Given problem —
List the lines of this listing that hold the word "Димитрова".

Recorded data —
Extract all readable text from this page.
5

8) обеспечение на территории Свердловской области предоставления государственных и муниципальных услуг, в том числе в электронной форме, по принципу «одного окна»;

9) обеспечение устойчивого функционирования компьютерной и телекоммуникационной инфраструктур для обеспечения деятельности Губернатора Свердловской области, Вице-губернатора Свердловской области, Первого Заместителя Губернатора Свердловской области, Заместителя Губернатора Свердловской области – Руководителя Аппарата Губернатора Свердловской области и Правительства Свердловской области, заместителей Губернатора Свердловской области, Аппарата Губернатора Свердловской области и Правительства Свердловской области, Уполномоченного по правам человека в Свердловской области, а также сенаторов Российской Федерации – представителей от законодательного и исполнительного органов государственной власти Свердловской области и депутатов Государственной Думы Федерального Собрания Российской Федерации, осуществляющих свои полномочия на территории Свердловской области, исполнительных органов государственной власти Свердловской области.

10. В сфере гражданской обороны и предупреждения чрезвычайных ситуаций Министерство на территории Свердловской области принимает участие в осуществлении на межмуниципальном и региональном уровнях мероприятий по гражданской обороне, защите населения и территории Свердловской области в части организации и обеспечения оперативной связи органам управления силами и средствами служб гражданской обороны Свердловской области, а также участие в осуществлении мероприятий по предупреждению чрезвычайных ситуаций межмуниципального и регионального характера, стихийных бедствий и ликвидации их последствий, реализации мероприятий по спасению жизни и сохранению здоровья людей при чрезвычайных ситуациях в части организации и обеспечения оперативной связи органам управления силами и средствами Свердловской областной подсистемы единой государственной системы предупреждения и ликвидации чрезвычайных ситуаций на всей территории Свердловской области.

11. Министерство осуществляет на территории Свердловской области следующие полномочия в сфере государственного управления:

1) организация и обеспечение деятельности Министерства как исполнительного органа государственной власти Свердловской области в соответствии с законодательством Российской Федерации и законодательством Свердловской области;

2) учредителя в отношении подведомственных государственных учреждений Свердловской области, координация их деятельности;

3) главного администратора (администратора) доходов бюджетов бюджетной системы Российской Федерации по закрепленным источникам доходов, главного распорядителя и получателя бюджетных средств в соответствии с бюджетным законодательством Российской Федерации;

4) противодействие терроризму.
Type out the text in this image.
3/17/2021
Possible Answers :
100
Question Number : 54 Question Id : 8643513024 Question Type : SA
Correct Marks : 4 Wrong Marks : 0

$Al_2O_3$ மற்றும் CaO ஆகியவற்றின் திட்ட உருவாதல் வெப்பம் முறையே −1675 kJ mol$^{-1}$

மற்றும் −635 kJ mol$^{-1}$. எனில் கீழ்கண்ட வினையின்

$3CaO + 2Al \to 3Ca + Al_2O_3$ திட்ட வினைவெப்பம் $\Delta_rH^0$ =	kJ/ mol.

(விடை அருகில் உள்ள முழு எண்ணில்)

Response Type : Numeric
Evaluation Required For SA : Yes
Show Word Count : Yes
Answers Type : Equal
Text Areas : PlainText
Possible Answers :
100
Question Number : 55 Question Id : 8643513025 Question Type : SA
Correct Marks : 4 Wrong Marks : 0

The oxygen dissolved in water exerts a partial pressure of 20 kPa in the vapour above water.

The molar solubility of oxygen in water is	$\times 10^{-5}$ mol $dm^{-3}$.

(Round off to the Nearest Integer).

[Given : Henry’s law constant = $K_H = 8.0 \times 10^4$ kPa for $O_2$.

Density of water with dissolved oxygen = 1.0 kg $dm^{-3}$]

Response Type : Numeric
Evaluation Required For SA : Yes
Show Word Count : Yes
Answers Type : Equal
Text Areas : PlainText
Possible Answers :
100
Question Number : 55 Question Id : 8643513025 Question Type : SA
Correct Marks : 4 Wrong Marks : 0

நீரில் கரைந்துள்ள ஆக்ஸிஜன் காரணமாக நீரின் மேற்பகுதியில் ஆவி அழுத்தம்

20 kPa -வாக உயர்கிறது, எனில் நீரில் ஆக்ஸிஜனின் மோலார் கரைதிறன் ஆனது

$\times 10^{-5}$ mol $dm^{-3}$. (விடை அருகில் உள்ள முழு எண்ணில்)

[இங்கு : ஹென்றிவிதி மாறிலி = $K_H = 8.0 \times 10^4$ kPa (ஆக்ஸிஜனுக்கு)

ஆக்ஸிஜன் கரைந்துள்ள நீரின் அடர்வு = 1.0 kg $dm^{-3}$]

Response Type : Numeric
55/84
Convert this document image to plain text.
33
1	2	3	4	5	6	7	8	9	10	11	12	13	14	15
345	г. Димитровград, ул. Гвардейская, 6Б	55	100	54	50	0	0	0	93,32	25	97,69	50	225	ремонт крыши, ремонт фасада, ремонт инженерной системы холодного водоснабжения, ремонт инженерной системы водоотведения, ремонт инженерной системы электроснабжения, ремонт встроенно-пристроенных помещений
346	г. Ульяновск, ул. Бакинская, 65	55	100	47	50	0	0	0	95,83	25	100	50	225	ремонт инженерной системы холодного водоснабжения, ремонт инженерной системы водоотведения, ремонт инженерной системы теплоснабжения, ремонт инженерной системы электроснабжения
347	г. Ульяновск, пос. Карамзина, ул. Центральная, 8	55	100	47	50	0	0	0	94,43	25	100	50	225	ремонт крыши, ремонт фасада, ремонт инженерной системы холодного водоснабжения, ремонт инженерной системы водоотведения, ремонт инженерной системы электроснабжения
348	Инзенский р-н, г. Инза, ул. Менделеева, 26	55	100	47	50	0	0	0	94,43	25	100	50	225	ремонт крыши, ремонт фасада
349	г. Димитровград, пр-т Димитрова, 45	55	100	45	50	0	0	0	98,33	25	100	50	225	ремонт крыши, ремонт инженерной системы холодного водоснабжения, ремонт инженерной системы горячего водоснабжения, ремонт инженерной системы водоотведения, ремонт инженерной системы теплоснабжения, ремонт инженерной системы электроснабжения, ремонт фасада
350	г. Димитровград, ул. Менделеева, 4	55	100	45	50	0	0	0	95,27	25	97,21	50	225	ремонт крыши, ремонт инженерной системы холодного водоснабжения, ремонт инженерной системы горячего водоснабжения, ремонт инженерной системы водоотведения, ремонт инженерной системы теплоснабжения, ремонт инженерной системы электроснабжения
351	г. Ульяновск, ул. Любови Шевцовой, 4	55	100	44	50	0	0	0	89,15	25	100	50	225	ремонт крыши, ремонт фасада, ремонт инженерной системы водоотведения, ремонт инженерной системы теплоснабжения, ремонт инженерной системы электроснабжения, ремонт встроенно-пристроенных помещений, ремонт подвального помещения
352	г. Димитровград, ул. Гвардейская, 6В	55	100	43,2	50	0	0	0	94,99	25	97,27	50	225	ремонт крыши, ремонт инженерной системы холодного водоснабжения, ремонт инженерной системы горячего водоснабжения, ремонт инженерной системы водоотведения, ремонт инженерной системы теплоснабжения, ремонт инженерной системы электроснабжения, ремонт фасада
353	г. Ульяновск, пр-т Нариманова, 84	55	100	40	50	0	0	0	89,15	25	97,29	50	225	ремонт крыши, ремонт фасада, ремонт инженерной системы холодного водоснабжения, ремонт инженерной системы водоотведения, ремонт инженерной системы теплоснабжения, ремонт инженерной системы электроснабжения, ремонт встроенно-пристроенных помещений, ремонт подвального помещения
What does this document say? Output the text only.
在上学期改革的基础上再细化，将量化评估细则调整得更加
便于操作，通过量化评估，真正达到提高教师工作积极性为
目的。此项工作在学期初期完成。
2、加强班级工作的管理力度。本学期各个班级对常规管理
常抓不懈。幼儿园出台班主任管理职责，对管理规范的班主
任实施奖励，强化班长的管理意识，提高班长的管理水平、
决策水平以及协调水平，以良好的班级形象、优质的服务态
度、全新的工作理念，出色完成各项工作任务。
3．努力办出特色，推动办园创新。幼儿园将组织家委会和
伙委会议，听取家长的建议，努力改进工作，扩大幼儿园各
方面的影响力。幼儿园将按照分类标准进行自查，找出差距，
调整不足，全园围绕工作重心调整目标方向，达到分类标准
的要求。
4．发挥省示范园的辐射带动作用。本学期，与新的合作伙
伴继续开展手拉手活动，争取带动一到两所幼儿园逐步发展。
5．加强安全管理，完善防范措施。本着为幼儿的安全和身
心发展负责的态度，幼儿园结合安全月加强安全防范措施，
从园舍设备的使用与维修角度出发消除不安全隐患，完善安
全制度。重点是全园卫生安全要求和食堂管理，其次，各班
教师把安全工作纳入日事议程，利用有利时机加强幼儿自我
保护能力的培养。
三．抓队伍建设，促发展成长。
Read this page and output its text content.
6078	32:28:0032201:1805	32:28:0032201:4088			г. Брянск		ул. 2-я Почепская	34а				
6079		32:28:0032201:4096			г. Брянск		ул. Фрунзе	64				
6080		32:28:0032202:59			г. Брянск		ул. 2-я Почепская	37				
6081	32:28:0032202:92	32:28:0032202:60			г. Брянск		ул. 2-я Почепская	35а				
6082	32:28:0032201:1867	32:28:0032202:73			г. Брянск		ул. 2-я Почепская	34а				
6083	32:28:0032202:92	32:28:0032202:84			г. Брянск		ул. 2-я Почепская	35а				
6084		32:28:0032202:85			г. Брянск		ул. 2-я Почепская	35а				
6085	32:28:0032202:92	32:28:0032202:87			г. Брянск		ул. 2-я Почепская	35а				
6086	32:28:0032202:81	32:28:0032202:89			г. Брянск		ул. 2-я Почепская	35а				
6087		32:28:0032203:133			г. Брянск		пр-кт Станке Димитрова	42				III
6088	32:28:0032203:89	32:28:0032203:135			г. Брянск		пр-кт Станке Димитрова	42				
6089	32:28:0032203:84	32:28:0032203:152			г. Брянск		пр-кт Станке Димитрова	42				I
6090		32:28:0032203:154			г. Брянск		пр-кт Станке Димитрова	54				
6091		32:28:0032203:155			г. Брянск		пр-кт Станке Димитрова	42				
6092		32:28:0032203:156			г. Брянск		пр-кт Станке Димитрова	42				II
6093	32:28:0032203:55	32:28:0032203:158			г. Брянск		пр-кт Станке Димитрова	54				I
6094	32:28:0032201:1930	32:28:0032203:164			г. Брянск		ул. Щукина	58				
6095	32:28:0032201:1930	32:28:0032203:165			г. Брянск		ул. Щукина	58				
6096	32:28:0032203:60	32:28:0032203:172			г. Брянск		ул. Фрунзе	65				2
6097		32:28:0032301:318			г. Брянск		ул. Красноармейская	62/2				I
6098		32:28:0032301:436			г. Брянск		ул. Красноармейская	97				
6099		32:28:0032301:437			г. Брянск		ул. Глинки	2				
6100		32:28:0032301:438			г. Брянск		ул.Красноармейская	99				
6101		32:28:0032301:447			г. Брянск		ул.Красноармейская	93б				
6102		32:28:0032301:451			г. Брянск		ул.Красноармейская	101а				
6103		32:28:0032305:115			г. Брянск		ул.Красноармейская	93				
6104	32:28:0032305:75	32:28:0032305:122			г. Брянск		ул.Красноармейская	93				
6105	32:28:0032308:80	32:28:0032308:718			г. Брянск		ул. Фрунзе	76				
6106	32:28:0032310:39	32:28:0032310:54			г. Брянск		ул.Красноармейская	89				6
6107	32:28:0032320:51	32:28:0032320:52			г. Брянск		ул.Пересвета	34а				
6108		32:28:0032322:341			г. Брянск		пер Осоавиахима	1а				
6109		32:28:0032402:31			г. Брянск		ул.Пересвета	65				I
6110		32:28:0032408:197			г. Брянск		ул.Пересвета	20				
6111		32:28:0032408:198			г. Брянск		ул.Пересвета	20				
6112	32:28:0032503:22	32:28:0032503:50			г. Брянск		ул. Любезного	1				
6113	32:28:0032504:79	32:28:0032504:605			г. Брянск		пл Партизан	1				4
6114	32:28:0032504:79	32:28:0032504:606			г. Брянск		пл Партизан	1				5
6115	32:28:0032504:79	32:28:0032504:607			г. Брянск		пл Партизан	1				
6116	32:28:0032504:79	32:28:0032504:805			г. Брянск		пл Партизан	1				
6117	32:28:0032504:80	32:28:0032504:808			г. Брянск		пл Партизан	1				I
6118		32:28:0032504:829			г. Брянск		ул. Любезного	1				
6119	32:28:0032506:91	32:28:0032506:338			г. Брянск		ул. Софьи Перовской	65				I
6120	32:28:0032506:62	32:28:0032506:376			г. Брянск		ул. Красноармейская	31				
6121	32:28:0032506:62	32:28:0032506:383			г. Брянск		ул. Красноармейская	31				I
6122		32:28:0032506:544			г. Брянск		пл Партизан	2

Solution below —
349	г. Димитровград, пр-т Димитрова, 45	55	100	45	50	0	0	0	98,33	25	100	50	225	ремонт крыши, ремонт инженерной системы холодного водоснабжения, ремонт инженерной системы горячего водоснабжения, ремонт инженерной системы водоотведения, ремонт инженерной системы теплоснабжения, ремонт инженерной системы электроснабжения, ремонт фасада
6087		32:28:0032203:133			г. Брянск		пр-кт Станке Димитрова	42				III
6088	32:28:0032203:89	32:28:0032203:135			г. Брянск		пр-кт Станке Димитрова	42				
6089	32:28:0032203:84	32:28:0032203:152			г. Брянск		пр-кт Станке Димитрова	42				I
6090		32:28:0032203:154			г. Брянск		пр-кт Станке Димитрова	54				
6091		32:28:0032203:155			г. Брянск		пр-кт Станке Димитрова	42				
6092		32:28:0032203:156			г. Брянск		пр-кт Станке Димитрова	42				II
6093	32:28:0032203:55	32:28:0032203:158			г. Брянск		пр-кт Станке Димитрова	54				I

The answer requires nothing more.